SHORT EXERCISE: Gather the lines that hold the string "شرمندگی".

--------------------

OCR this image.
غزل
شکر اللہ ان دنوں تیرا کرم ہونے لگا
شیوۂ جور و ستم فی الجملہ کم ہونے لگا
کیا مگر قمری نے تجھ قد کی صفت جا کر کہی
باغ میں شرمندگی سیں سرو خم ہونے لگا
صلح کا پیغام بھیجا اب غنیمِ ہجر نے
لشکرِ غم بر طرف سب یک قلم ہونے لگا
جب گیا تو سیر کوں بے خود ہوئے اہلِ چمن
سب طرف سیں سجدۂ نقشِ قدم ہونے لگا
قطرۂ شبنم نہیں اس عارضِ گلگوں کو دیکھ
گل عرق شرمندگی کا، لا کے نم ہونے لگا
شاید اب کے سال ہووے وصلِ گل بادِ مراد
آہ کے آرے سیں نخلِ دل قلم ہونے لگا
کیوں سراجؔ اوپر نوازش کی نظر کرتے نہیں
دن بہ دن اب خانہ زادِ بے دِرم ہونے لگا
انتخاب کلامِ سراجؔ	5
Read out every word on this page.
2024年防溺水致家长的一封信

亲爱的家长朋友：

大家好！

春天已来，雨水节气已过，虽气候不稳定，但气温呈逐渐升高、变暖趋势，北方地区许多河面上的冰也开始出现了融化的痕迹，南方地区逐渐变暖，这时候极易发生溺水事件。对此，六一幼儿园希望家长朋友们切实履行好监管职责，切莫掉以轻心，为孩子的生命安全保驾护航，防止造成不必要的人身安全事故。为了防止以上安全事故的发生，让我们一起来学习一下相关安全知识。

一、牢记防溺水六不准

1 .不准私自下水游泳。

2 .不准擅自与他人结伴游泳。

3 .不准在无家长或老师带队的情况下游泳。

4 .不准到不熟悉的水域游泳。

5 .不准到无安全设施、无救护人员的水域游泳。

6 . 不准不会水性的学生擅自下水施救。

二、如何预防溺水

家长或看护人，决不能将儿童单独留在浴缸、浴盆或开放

--------------------

TASK OUTPUT:
باغ میں شرمندگی سیں سرو خم ہونے لگا
گل عرق شرمندگی کا، لا کے نم ہونے لگا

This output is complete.